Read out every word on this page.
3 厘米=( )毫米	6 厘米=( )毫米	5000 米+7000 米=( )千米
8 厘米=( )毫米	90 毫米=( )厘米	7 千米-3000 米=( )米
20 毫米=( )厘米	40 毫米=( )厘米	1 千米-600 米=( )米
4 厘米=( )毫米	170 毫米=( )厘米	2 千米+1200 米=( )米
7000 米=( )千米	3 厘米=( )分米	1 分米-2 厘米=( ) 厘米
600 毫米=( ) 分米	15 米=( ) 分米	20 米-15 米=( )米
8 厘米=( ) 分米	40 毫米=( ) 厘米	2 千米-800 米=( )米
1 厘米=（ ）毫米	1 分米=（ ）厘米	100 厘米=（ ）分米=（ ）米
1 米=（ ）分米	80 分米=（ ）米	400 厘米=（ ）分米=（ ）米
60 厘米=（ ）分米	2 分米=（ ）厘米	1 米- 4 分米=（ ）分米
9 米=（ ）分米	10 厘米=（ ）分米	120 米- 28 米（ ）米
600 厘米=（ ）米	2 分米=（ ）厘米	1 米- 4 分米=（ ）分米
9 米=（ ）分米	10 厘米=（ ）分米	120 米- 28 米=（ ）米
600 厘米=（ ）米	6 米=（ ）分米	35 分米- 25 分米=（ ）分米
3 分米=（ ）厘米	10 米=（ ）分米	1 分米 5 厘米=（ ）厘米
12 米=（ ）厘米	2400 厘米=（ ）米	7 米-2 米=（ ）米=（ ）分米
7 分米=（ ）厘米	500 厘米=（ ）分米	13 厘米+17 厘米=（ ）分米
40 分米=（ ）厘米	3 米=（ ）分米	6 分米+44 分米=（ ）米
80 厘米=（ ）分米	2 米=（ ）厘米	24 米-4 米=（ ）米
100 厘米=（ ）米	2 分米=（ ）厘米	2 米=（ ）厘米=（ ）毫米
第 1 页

■ Job
Write out all the entries exactly.

■ Written answer
Read out every word on this page.
3 厘米=( )毫米	6 厘米=( )毫米	5000 米+7000 米=( )千米
8 厘米=( )毫米	90 毫米=( )厘米	7 千米-3000 米=( )米
20 毫米=( )厘米	40 毫米=( )厘米	1 千米-600 米=( )米
4 厘米=( )毫米	170 毫米=( )厘米	2 千米+1200 米=( )米
7000 米=( )千米	3 厘米=( )分米	1 分米-2 厘米=( ) 厘米
600 毫米=( ) 分米	15 米=( ) 分米	20 米-15 米=( )米
8 厘米=( ) 分米	40 毫米=( ) 厘米	2 千米-800 米=( )米
1 厘米=（ ）毫米	1 分米=（ ）厘米	100 厘米=（ ）分米=（ ）米
1 米=（ ）分米	80 分米=（ ）米	400 厘米=（ ）分米=（ ）米
60 厘米=（ ）分米	2 分米=（ ）厘米	1 米- 4 分米=（ ）分米
9 米=（ ）分米	10 厘米=（ ）分米	120 米- 28 米（ ）米
600 厘米=（ ）米	2 分米=（ ）厘米	1 米- 4 分米=（ ）分米
9 米=（ ）分米	10 厘米=（ ）分米	120 米- 28 米=（ ）米
600 厘米=（ ）米	6 米=（ ）分米	35 分米- 25 分米=（ ）分米
3 分米=（ ）厘米	10 米=（ ）分米	1 分米 5 厘米=（ ）厘米
12 米=（ ）厘米	2400 厘米=（ ）米	7 米-2 米=（ ）米=（ ）分米
7 分米=（ ）厘米	500 厘米=（ ）分米	13 厘米+17 厘米=（ ）分米
40 分米=（ ）厘米	3 米=（ ）分米	6 分米+44 分米=（ ）米
80 厘米=（ ）分米	2 米=（ ）厘米	24 米-4 米=（ ）米
100 厘米=（ ）米	2 分米=（ ）厘米	2 米=（ ）厘米=（ ）毫米
第 1 页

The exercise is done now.